EXERCISE INPUTS.
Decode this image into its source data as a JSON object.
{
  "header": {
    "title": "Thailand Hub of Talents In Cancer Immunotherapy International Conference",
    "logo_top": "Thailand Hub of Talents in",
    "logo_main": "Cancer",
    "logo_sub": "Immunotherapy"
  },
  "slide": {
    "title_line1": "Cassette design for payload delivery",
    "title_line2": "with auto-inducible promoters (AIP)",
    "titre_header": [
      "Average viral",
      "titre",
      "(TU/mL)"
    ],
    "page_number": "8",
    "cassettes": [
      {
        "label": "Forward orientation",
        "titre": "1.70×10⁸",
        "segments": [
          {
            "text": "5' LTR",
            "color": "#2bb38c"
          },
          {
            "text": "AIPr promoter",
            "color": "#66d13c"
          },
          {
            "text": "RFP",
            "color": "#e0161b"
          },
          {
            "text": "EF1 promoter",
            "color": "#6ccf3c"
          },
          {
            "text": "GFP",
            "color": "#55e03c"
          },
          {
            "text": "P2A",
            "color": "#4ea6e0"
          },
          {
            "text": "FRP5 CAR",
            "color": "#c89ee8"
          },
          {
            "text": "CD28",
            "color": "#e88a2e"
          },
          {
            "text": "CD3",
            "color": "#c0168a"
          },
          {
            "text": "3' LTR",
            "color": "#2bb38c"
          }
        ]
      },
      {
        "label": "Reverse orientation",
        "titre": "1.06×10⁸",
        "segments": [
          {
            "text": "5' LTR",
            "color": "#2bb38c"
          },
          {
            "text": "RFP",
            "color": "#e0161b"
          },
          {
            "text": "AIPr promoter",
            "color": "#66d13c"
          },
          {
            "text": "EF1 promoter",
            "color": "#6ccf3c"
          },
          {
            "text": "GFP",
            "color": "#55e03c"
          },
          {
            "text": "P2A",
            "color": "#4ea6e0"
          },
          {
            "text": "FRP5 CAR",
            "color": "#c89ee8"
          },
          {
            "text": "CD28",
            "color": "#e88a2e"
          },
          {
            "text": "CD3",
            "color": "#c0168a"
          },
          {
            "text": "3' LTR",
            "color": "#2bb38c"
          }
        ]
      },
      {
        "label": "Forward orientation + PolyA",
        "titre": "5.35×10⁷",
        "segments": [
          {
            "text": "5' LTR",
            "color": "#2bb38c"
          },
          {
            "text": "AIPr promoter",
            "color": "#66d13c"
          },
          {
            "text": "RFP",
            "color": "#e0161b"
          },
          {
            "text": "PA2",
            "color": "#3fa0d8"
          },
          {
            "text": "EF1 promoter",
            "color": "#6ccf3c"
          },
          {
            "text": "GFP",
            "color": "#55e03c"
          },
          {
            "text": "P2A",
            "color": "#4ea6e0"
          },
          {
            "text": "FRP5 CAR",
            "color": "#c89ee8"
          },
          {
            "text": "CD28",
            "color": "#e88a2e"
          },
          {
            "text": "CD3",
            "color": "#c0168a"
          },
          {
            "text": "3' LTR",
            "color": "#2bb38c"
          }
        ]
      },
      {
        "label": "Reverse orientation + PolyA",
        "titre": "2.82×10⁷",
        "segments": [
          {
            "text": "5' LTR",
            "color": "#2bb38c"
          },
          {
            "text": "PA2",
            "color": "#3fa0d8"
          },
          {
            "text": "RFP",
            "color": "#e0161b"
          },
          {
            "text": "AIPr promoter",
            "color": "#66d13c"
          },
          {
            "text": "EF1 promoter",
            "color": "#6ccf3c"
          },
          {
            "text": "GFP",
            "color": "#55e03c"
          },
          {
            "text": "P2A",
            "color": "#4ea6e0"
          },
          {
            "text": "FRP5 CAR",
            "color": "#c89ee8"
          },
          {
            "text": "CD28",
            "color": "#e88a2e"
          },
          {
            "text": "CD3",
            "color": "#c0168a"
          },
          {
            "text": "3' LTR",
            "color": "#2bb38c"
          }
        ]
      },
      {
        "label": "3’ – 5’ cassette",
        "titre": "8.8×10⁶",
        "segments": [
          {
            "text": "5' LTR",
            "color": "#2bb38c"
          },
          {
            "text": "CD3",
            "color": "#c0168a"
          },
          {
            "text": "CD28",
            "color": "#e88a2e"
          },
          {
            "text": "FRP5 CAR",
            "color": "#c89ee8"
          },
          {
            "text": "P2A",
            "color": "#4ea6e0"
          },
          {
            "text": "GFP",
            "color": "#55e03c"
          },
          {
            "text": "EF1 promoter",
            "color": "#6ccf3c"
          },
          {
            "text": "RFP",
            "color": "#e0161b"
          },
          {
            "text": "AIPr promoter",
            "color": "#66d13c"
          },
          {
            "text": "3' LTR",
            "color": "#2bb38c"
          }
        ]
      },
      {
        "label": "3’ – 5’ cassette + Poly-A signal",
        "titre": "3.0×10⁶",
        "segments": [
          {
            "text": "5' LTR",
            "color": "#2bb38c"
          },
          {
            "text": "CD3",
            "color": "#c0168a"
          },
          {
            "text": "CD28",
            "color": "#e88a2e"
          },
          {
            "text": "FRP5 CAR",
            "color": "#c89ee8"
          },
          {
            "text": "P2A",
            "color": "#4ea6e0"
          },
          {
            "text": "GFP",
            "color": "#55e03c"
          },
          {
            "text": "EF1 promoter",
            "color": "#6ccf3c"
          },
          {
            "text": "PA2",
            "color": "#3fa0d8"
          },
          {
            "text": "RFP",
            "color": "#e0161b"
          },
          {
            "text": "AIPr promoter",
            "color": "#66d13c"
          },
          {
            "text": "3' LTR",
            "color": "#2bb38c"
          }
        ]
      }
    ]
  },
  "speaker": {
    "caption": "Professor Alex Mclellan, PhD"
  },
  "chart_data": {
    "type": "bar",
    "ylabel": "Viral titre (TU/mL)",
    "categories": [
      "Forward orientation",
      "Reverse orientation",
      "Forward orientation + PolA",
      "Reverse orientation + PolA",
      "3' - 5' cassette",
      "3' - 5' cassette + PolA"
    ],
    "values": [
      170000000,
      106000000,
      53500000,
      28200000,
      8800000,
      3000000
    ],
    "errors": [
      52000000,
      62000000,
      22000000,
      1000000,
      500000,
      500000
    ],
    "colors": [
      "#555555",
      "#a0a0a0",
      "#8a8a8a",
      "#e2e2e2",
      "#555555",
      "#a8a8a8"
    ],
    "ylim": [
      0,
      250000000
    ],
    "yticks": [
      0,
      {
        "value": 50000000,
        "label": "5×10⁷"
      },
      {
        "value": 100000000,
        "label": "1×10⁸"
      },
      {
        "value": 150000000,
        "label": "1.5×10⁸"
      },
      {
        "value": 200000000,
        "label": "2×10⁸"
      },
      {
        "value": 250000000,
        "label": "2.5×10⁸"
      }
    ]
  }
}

WHAT TO DO.
Retype the records above so that nothing differs from the original.

SOLUTION FOR THIS TASK.
Decode this image into its source data as a JSON object.
{
  "header": {
    "title": "Thailand Hub of Talents In Cancer Immunotherapy International Conference",
    "logo_top": "Thailand Hub of Talents in",
    "logo_main": "Cancer",
    "logo_sub": "Immunotherapy"
  },
  "slide": {
    "title_line1": "Cassette design for payload delivery",
    "title_line2": "with auto-inducible promoters (AIP)",
    "titre_header": [
      "Average viral",
      "titre",
      "(TU/mL)"
    ],
    "page_number": "8",
    "cassettes": [
      {
        "label": "Forward orientation",
        "titre": "1.70×10⁸",
        "segments": [
          {
            "text": "5' LTR",
            "color": "#2bb38c"
          },
          {
            "text": "AIPr promoter",
            "color": "#66d13c"
          },
          {
            "text": "RFP",
            "color": "#e0161b"
          },
          {
            "text": "EF1 promoter",
            "color": "#6ccf3c"
          },
          {
            "text": "GFP",
            "color": "#55e03c"
          },
          {
            "text": "P2A",
            "color": "#4ea6e0"
          },
          {
            "text": "FRP5 CAR",
            "color": "#c89ee8"
          },
          {
            "text": "CD28",
            "color": "#e88a2e"
          },
          {
            "text": "CD3",
            "color": "#c0168a"
          },
          {
            "text": "3' LTR",
            "color": "#2bb38c"
          }
        ]
      },
      {
        "label": "Reverse orientation",
        "titre": "1.06×10⁸",
        "segments": [
          {
            "text": "5' LTR",
            "color": "#2bb38c"
          },
          {
            "text": "RFP",
            "color": "#e0161b"
          },
          {
            "text": "AIPr promoter",
            "color": "#66d13c"
          },
          {
            "text": "EF1 promoter",
            "color": "#6ccf3c"
          },
          {
            "text": "GFP",
            "color": "#55e03c"
          },
          {
            "text": "P2A",
            "color": "#4ea6e0"
          },
          {
            "text": "FRP5 CAR",
            "color": "#c89ee8"
          },
          {
            "text": "CD28",
            "color": "#e88a2e"
          },
          {
            "text": "CD3",
            "color": "#c0168a"
          },
          {
            "text": "3' LTR",
            "color": "#2bb38c"
          }
        ]
      },
      {
        "label": "Forward orientation + PolyA",
        "titre": "5.35×10⁷",
        "segments": [
          {
            "text": "5' LTR",
            "color": "#2bb38c"
          },
          {
            "text": "AIPr promoter",
            "color": "#66d13c"
          },
          {
            "text": "RFP",
            "color": "#e0161b"
          },
          {
            "text": "PA2",
            "color": "#3fa0d8"
          },
          {
            "text": "EF1 promoter",
            "color": "#6ccf3c"
          },
          {
            "text": "GFP",
            "color": "#55e03c"
          },
          {
            "text": "P2A",
            "color": "#4ea6e0"
          },
          {
            "text": "FRP5 CAR",
            "color": "#c89ee8"
          },
          {
            "text": "CD28",
            "color": "#e88a2e"
          },
          {
            "text": "CD3",
            "color": "#c0168a"
          },
          {
            "text": "3' LTR",
            "color": "#2bb38c"
          }
        ]
      },
      {
        "label": "Reverse orientation + PolyA",
        "titre": "2.82×10⁷",
        "segments": [
          {
            "text": "5' LTR",
            "color": "#2bb38c"
          },
          {
            "text": "PA2",
            "color": "#3fa0d8"
          },
          {
            "text": "RFP",
            "color": "#e0161b"
          },
          {
            "text": "AIPr promoter",
            "color": "#66d13c"
          },
          {
            "text": "EF1 promoter",
            "color": "#6ccf3c"
          },
          {
            "text": "GFP",
            "color": "#55e03c"
          },
          {
            "text": "P2A",
            "color": "#4ea6e0"
          },
          {
            "text": "FRP5 CAR",
            "color": "#c89ee8"
          },
          {
            "text": "CD28",
            "color": "#e88a2e"
          },
          {
            "text": "CD3",
            "color": "#c0168a"
          },
          {
            "text": "3' LTR",
            "color": "#2bb38c"
          }
        ]
      },
      {
        "label": "3’ – 5’ cassette",
        "titre": "8.8×10⁶",
        "segments": [
          {
            "text": "5' LTR",
            "color": "#2bb38c"
          },
          {
            "text": "CD3",
            "color": "#c0168a"
          },
          {
            "text": "CD28",
            "color": "#e88a2e"
          },
          {
            "text": "FRP5 CAR",
            "color": "#c89ee8"
          },
          {
            "text": "P2A",
            "color": "#4ea6e0"
          },
          {
            "text": "GFP",
            "color": "#55e03c"
          },
          {
            "text": "EF1 promoter",
            "color": "#6ccf3c"
          },
          {
            "text": "RFP",
            "color": "#e0161b"
          },
          {
            "text": "AIPr promoter",
            "color": "#66d13c"
          },
          {
            "text": "3' LTR",
            "color": "#2bb38c"
          }
        ]
      },
      {
        "label": "3’ – 5’ cassette + Poly-A signal",
        "titre": "3.0×10⁶",
        "segments": [
          {
            "text": "5' LTR",
            "color": "#2bb38c"
          },
          {
            "text": "CD3",
            "color": "#c0168a"
          },
          {
            "text": "CD28",
            "color": "#e88a2e"
          },
          {
            "text": "FRP5 CAR",
            "color": "#c89ee8"
          },
          {
            "text": "P2A",
            "color": "#4ea6e0"
          },
          {
            "text": "GFP",
            "color": "#55e03c"
          },
          {
            "text": "EF1 promoter",
            "color": "#6ccf3c"
          },
          {
            "text": "PA2",
            "color": "#3fa0d8"
          },
          {
            "text": "RFP",
            "color": "#e0161b"
          },
          {
            "text": "AIPr promoter",
            "color": "#66d13c"
          },
          {
            "text": "3' LTR",
            "color": "#2bb38c"
          }
        ]
      }
    ]
  },
  "speaker": {
    "caption": "Professor Alex Mclellan, PhD"
  },
  "chart_data": {
    "type": "bar",
    "ylabel": "Viral titre (TU/mL)",
    "categories": [
      "Forward orientation",
      "Reverse orientation",
      "Forward orientation + PolA",
      "Reverse orientation + PolA",
      "3' - 5' cassette",
      "3' - 5' cassette + PolA"
    ],
    "values": [
      170000000,
      106000000,
      53500000,
      28200000,
      8800000,
      3000000
    ],
    "errors": [
      52000000,
      62000000,
      22000000,
      1000000,
      500000,
      500000
    ],
    "colors": [
      "#555555",
      "#a0a0a0",
      "#8a8a8a",
      "#e2e2e2",
      "#555555",
      "#a8a8a8"
    ],
    "ylim": [
      0,
      250000000
    ],
    "yticks": [
      0,
      {
        "value": 50000000,
        "label": "5×10⁷"
      },
      {
        "value": 100000000,
        "label": "1×10⁸"
      },
      {
        "value": 150000000,
        "label": "1.5×10⁸"
      },
      {
        "value": 200000000,
        "label": "2×10⁸"
      },
      {
        "value": 250000000,
        "label": "2.5×10⁸"
      }
    ]
  }
}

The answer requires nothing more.